**What is expected:**
Print all the data, keeping every line exactly as it is.

**Supplied data:**
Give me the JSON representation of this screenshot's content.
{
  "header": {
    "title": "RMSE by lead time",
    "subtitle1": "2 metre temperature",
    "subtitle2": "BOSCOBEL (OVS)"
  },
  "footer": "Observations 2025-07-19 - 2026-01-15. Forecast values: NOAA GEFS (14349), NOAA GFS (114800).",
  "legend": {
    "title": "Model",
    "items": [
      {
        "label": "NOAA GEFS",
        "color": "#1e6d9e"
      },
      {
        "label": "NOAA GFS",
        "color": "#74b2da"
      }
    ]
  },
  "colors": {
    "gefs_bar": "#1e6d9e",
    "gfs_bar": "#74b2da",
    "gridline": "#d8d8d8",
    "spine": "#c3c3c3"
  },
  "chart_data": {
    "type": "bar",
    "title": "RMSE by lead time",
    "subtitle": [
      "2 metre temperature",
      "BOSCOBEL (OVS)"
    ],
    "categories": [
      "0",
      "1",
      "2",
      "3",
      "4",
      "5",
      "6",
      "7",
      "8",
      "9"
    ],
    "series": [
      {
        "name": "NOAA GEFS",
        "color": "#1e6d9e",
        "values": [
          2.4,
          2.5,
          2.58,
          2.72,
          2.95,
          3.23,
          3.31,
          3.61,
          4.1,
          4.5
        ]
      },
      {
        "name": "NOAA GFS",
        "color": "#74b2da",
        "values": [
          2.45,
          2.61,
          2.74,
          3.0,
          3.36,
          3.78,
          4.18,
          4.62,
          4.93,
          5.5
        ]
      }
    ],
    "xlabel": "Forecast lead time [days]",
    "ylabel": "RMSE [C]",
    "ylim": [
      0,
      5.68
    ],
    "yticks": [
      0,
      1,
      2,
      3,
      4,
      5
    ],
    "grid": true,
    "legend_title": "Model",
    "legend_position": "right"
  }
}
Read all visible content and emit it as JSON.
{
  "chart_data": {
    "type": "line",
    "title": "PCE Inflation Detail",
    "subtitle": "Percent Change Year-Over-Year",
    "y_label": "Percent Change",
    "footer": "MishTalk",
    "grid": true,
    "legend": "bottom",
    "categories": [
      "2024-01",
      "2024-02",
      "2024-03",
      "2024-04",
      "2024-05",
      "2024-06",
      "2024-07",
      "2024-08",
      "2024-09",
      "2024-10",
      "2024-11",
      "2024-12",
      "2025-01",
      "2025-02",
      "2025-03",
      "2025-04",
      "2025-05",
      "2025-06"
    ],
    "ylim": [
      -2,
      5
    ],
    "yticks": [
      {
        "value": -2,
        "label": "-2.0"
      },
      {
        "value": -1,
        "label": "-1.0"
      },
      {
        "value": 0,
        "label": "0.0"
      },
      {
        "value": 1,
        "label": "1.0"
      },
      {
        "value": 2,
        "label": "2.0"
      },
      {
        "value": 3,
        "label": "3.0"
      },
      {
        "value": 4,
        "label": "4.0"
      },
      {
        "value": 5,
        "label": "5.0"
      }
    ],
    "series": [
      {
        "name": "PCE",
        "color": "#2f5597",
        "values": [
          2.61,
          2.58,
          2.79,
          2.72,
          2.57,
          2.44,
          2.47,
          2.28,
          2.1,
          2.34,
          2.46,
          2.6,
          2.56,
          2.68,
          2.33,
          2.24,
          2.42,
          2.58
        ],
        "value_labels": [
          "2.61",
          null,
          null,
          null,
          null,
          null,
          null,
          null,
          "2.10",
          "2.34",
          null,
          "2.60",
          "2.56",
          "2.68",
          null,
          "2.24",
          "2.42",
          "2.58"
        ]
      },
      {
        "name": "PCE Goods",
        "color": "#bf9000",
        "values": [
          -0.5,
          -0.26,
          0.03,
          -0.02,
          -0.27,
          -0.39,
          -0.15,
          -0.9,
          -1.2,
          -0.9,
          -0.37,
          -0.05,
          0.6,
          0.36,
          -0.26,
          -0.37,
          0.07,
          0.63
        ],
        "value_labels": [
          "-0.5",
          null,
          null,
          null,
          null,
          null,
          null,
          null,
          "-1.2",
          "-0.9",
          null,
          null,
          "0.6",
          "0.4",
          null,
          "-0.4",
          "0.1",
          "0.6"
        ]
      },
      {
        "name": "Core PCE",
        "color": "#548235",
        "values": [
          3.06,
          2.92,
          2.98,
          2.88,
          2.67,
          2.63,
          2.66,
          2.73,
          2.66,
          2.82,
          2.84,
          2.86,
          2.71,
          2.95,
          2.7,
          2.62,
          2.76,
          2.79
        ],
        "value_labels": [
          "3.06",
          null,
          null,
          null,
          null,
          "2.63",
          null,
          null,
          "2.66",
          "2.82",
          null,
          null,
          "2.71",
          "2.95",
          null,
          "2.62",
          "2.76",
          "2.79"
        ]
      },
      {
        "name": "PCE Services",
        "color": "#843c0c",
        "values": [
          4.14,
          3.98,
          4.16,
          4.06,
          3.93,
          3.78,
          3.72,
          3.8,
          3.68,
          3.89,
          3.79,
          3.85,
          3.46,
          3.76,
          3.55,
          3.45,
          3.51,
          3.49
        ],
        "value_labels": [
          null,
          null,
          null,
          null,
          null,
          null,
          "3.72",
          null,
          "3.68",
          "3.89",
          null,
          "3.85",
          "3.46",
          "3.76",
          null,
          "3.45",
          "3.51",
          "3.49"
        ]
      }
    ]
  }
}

**Solution:**
Give me the JSON representation of this screenshot's content.
{
  "header": {
    "title": "RMSE by lead time",
    "subtitle1": "2 metre temperature",
    "subtitle2": "BOSCOBEL (OVS)"
  },
  "footer": "Observations 2025-07-19 - 2026-01-15. Forecast values: NOAA GEFS (14349), NOAA GFS (114800).",
  "legend": {
    "title": "Model",
    "items": [
      {
        "label": "NOAA GEFS",
        "color": "#1e6d9e"
      },
      {
        "label": "NOAA GFS",
        "color": "#74b2da"
      }
    ]
  },
  "colors": {
    "gefs_bar": "#1e6d9e",
    "gfs_bar": "#74b2da",
    "gridline": "#d8d8d8",
    "spine": "#c3c3c3"
  },
  "chart_data": {
    "type": "bar",
    "title": "RMSE by lead time",
    "subtitle": [
      "2 metre temperature",
      "BOSCOBEL (OVS)"
    ],
    "categories": [
      "0",
      "1",
      "2",
      "3",
      "4",
      "5",
      "6",
      "7",
      "8",
      "9"
    ],
    "series": [
      {
        "name": "NOAA GEFS",
        "color": "#1e6d9e",
        "values": [
          2.4,
          2.5,
          2.58,
          2.72,
          2.95,
          3.23,
          3.31,
          3.61,
          4.1,
          4.5
        ]
      },
      {
        "name": "NOAA GFS",
        "color": "#74b2da",
        "values": [
          2.45,
          2.61,
          2.74,
          3.0,
          3.36,
          3.78,
          4.18,
          4.62,
          4.93,
          5.5
        ]
      }
    ],
    "xlabel": "Forecast lead time [days]",
    "ylabel": "RMSE [C]",
    "ylim": [
      0,
      5.68
    ],
    "yticks": [
      0,
      1,
      2,
      3,
      4,
      5
    ],
    "grid": true,
    "legend_title": "Model",
    "legend_position": "right"
  }
}
Read all visible content and emit it as JSON.
{
  "chart_data": {
    "type": "line",
    "title": "PCE Inflation Detail",
    "subtitle": "Percent Change Year-Over-Year",
    "y_label": "Percent Change",
    "footer": "MishTalk",
    "grid": true,
    "legend": "bottom",
    "categories": [
      "2024-01",
      "2024-02",
      "2024-03",
      "2024-04",
      "2024-05",
      "2024-06",
      "2024-07",
      "2024-08",
      "2024-09",
      "2024-10",
      "2024-11",
      "2024-12",
      "2025-01",
      "2025-02",
      "2025-03",
      "2025-04",
      "2025-05",
      "2025-06"
    ],
    "ylim": [
      -2,
      5
    ],
    "yticks": [
      {
        "value": -2,
        "label": "-2.0"
      },
      {
        "value": -1,
        "label": "-1.0"
      },
      {
        "value": 0,
        "label": "0.0"
      },
      {
        "value": 1,
        "label": "1.0"
      },
      {
        "value": 2,
        "label": "2.0"
      },
      {
        "value": 3,
        "label": "3.0"
      },
      {
        "value": 4,
        "label": "4.0"
      },
      {
        "value": 5,
        "label": "5.0"
      }
    ],
    "series": [
      {
        "name": "PCE",
        "color": "#2f5597",
        "values": [
          2.61,
          2.58,
          2.79,
          2.72,
          2.57,
          2.44,
          2.47,
          2.28,
          2.1,
          2.34,
          2.46,
          2.6,
          2.56,
          2.68,
          2.33,
          2.24,
          2.42,
          2.58
        ],
        "value_labels": [
          "2.61",
          null,
          null,
          null,
          null,
          null,
          null,
          null,
          "2.10",
          "2.34",
          null,
          "2.60",
          "2.56",
          "2.68",
          null,
          "2.24",
          "2.42",
          "2.58"
        ]
      },
      {
        "name": "PCE Goods",
        "color": "#bf9000",
        "values": [
          -0.5,
          -0.26,
          0.03,
          -0.02,
          -0.27,
          -0.39,
          -0.15,
          -0.9,
          -1.2,
          -0.9,
          -0.37,
          -0.05,
          0.6,
          0.36,
          -0.26,
          -0.37,
          0.07,
          0.63
        ],
        "value_labels": [
          "-0.5",
          null,
          null,
          null,
          null,
          null,
          null,
          null,
          "-1.2",
          "-0.9",
          null,
          null,
          "0.6",
          "0.4",
          null,
          "-0.4",
          "0.1",
          "0.6"
        ]
      },
      {
        "name": "Core PCE",
        "color": "#548235",
        "values": [
          3.06,
          2.92,
          2.98,
          2.88,
          2.67,
          2.63,
          2.66,
          2.73,
          2.66,
          2.82,
          2.84,
          2.86,
          2.71,
          2.95,
          2.7,
          2.62,
          2.76,
          2.79
        ],
        "value_labels": [
          "3.06",
          null,
          null,
          null,
          null,
          "2.63",
          null,
          null,
          "2.66",
          "2.82",
          null,
          null,
          "2.71",
          "2.95",
          null,
          "2.62",
          "2.76",
          "2.79"
        ]
      },
      {
        "name": "PCE Services",
        "color": "#843c0c",
        "values": [
          4.14,
          3.98,
          4.16,
          4.06,
          3.93,
          3.78,
          3.72,
          3.8,
          3.68,
          3.89,
          3.79,
          3.85,
          3.46,
          3.76,
          3.55,
          3.45,
          3.51,
          3.49
        ],
        "value_labels": [
          null,
          null,
          null,
          null,
          null,
          null,
          "3.72",
          null,
          "3.68",
          "3.89",
          null,
          "3.85",
          "3.46",
          "3.76",
          null,
          "3.45",
          "3.51",
          "3.49"
        ]
      }
    ]
  }
}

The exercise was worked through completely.